[Figure collection entries]

----

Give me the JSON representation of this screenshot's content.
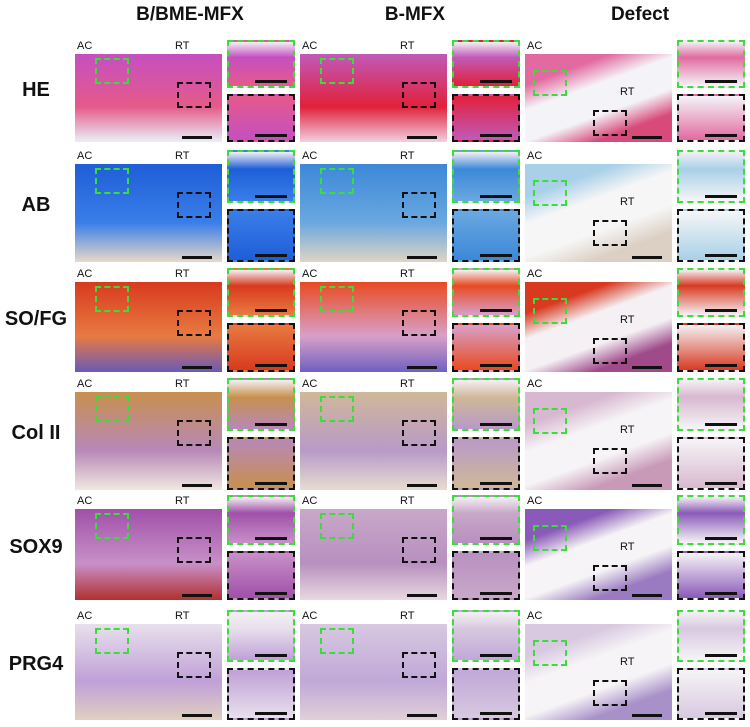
{
  "columns": [
    {
      "title": "B/BME-MFX"
    },
    {
      "title": "B-MFX"
    },
    {
      "title": "Defect"
    }
  ],
  "rows": [
    {
      "label": "HE",
      "colors": [
        [
          "#c44fc0",
          "#e65a8a",
          "#e8f0f8"
        ],
        [
          "#c05ab8",
          "#e2203a",
          "#f0d0e0"
        ],
        [
          "#e26aa0",
          "#f4f4f8",
          "#d84a7a"
        ]
      ]
    },
    {
      "label": "AB",
      "colors": [
        [
          "#1e5ed8",
          "#3a7ee8",
          "#e8d8c8"
        ],
        [
          "#3c88d8",
          "#6aa8e0",
          "#e0d4c4"
        ],
        [
          "#a8d0e8",
          "#f6f6f6",
          "#dcd0c4"
        ]
      ]
    },
    {
      "label": "SO/FG",
      "colors": [
        [
          "#d83a1e",
          "#e87a40",
          "#6a5ab8"
        ],
        [
          "#e84a20",
          "#d8a0c8",
          "#7060c0"
        ],
        [
          "#d83a20",
          "#f4f0f4",
          "#a04a8a"
        ]
      ]
    },
    {
      "label": "Col II",
      "colors": [
        [
          "#c8904e",
          "#b888b8",
          "#f0e8e0"
        ],
        [
          "#d0b898",
          "#b89ac8",
          "#e8dcd0"
        ],
        [
          "#d8b8d0",
          "#f6f4f6",
          "#c89ab8"
        ]
      ]
    },
    {
      "label": "SOX9",
      "colors": [
        [
          "#a050a8",
          "#c890c8",
          "#b03030"
        ],
        [
          "#c8a8c8",
          "#b890c0",
          "#e8d8e0"
        ],
        [
          "#8a5ab8",
          "#f6f4f6",
          "#9a7ac0"
        ]
      ]
    },
    {
      "label": "PRG4",
      "colors": [
        [
          "#e8e0ec",
          "#c0a0d8",
          "#e0d0c0"
        ],
        [
          "#d8c8e0",
          "#c0a8d8",
          "#e0d0d8"
        ],
        [
          "#d8c8e0",
          "#f6f4f6",
          "#a890c8"
        ]
      ]
    }
  ],
  "panel_labels": {
    "ac": "AC",
    "rt": "RT"
  }
}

----

- **Objective**
Excluding the pictures, reproduce every entry exactly as given.

- **Full output**
Give me the JSON representation of this screenshot's content.
{
  "columns": [
    {
      "title": "B/BME-MFX"
    },
    {
      "title": "B-MFX"
    },
    {
      "title": "Defect"
    }
  ],
  "rows": [
    {
      "label": "HE",
      "colors": [
        [
          "#c44fc0",
          "#e65a8a",
          "#e8f0f8"
        ],
        [
          "#c05ab8",
          "#e2203a",
          "#f0d0e0"
        ],
        [
          "#e26aa0",
          "#f4f4f8",
          "#d84a7a"
        ]
      ]
    },
    {
      "label": "AB",
      "colors": [
        [
          "#1e5ed8",
          "#3a7ee8",
          "#e8d8c8"
        ],
        [
          "#3c88d8",
          "#6aa8e0",
          "#e0d4c4"
        ],
        [
          "#a8d0e8",
          "#f6f6f6",
          "#dcd0c4"
        ]
      ]
    },
    {
      "label": "SO/FG",
      "colors": [
        [
          "#d83a1e",
          "#e87a40",
          "#6a5ab8"
        ],
        [
          "#e84a20",
          "#d8a0c8",
          "#7060c0"
        ],
        [
          "#d83a20",
          "#f4f0f4",
          "#a04a8a"
        ]
      ]
    },
    {
      "label": "Col II",
      "colors": [
        [
          "#c8904e",
          "#b888b8",
          "#f0e8e0"
        ],
        [
          "#d0b898",
          "#b89ac8",
          "#e8dcd0"
        ],
        [
          "#d8b8d0",
          "#f6f4f6",
          "#c89ab8"
        ]
      ]
    },
    {
      "label": "SOX9",
      "colors": [
        [
          "#a050a8",
          "#c890c8",
          "#b03030"
        ],
        [
          "#c8a8c8",
          "#b890c0",
          "#e8d8e0"
        ],
        [
          "#8a5ab8",
          "#f6f4f6",
          "#9a7ac0"
        ]
      ]
    },
    {
      "label": "PRG4",
      "colors": [
        [
          "#e8e0ec",
          "#c0a0d8",
          "#e0d0c0"
        ],
        [
          "#d8c8e0",
          "#c0a8d8",
          "#e0d0d8"
        ],
        [
          "#d8c8e0",
          "#f6f4f6",
          "#a890c8"
        ]
      ]
    }
  ],
  "panel_labels": {
    "ac": "AC",
    "rt": "RT"
  }
}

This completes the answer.